++++ Exercise material

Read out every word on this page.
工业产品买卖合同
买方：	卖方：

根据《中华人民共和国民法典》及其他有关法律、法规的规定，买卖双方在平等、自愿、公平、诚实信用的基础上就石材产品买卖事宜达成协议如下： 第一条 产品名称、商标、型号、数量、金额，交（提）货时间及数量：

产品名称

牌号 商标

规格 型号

++++++++
++++ Exercise material

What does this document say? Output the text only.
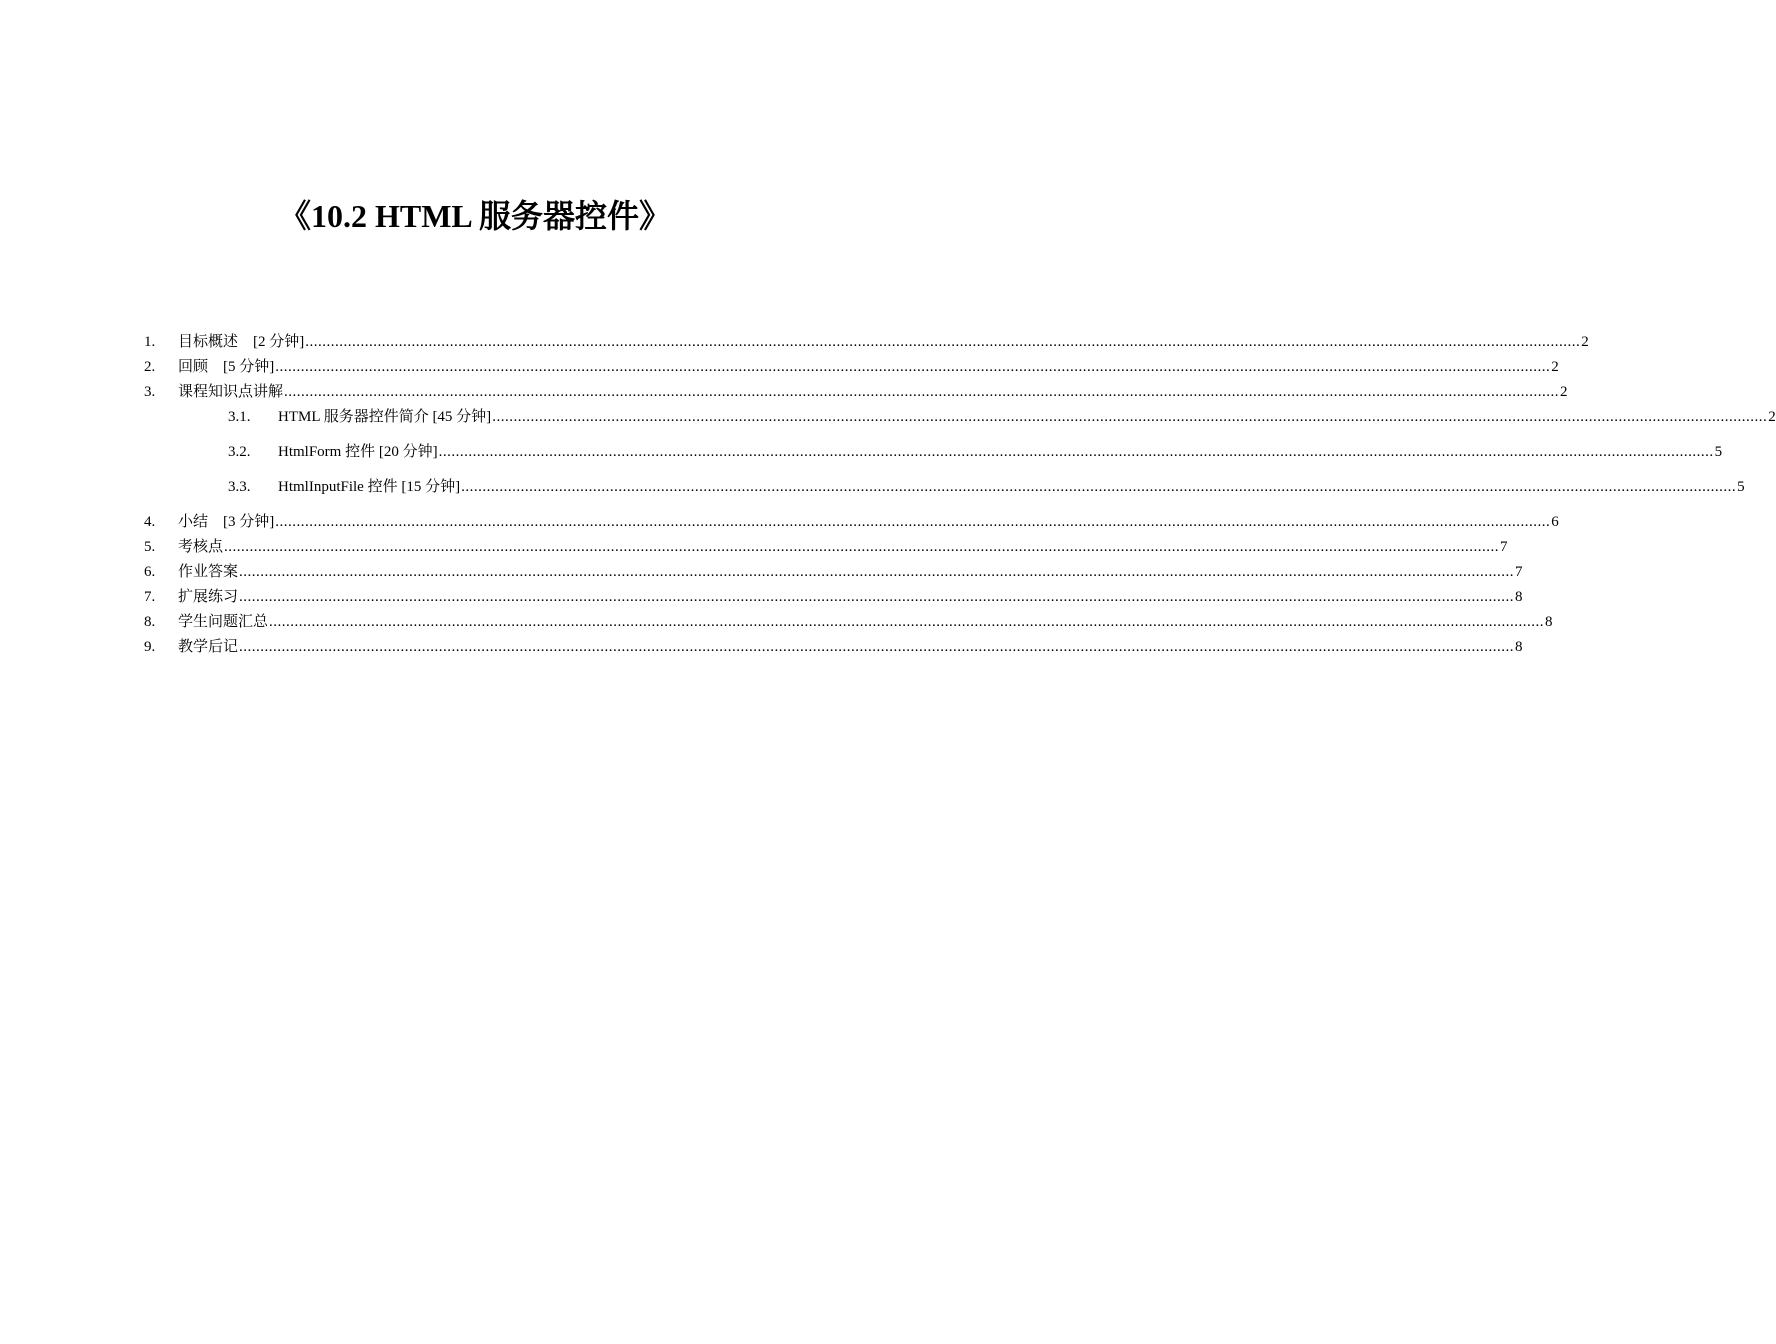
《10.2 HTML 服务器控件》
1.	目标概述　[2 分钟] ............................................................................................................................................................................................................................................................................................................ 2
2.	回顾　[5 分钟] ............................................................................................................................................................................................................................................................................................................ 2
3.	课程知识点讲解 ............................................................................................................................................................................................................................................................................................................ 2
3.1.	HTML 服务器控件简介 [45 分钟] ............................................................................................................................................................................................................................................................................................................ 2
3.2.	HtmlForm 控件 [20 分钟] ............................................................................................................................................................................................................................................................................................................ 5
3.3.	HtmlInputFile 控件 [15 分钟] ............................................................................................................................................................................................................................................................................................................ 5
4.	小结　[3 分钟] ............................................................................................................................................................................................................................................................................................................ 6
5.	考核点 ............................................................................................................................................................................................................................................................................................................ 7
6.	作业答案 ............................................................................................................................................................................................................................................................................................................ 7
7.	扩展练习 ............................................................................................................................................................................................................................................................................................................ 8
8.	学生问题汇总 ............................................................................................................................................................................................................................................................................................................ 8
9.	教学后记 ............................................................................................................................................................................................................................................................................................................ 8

++++++++
++++ Exercise material

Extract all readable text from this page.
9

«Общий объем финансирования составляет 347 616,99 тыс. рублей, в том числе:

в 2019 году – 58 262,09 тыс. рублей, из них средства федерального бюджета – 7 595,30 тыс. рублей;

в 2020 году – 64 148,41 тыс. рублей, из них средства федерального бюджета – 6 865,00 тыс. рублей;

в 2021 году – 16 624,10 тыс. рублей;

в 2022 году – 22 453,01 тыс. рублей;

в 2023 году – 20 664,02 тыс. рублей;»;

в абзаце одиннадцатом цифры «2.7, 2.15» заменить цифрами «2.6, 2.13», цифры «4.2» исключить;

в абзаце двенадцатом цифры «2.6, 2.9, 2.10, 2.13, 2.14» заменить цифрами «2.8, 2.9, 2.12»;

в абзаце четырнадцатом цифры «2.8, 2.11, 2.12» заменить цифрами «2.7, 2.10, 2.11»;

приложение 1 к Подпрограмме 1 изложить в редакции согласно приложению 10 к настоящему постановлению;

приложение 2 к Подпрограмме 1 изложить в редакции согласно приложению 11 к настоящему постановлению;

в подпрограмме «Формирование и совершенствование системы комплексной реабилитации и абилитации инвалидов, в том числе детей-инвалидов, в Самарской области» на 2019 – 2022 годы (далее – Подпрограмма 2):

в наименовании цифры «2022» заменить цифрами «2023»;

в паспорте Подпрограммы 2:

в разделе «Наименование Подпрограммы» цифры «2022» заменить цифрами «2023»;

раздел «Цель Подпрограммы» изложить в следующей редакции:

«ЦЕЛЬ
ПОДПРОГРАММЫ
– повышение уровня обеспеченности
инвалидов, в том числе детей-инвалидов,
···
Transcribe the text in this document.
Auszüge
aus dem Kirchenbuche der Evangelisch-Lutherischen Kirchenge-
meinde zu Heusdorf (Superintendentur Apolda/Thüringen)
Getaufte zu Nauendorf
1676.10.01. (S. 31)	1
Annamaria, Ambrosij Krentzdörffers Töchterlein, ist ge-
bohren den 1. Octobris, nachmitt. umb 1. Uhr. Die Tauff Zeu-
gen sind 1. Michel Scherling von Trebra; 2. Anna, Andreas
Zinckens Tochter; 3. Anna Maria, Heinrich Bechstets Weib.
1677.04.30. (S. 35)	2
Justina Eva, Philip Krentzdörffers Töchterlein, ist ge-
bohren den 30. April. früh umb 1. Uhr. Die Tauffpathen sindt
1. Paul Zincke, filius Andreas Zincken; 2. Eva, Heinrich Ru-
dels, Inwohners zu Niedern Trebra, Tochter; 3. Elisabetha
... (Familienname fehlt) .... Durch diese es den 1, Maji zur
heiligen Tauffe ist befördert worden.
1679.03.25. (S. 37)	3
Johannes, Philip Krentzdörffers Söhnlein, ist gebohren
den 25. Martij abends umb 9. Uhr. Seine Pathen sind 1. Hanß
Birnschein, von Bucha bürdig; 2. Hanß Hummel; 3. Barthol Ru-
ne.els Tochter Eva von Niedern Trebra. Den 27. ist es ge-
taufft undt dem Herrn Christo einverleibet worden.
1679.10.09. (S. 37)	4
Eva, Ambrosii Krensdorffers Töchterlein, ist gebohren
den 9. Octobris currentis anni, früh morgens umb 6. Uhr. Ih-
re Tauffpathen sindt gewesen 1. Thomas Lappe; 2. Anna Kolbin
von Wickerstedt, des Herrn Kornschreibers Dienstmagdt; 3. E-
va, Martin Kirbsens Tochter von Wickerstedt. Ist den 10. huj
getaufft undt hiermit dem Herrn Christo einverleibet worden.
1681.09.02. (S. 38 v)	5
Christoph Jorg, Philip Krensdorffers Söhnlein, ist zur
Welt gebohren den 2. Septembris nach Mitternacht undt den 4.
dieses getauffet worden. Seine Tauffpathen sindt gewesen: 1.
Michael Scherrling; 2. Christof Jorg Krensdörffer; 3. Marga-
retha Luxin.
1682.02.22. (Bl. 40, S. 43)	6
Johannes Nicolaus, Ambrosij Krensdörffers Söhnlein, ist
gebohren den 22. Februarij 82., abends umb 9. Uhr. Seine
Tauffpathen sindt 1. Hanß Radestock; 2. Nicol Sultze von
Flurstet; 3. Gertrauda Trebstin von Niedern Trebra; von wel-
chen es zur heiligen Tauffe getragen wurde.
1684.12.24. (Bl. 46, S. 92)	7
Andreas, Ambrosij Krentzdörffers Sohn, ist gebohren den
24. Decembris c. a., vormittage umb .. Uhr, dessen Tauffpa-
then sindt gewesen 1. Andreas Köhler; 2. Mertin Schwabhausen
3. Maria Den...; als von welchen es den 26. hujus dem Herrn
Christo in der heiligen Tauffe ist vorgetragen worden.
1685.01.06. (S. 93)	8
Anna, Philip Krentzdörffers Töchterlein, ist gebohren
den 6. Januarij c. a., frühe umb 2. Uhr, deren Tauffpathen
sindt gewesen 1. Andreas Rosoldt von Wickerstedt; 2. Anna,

++++++++

Of the lines in the records, determine how many contain the word "редакции", and report that number alone.

3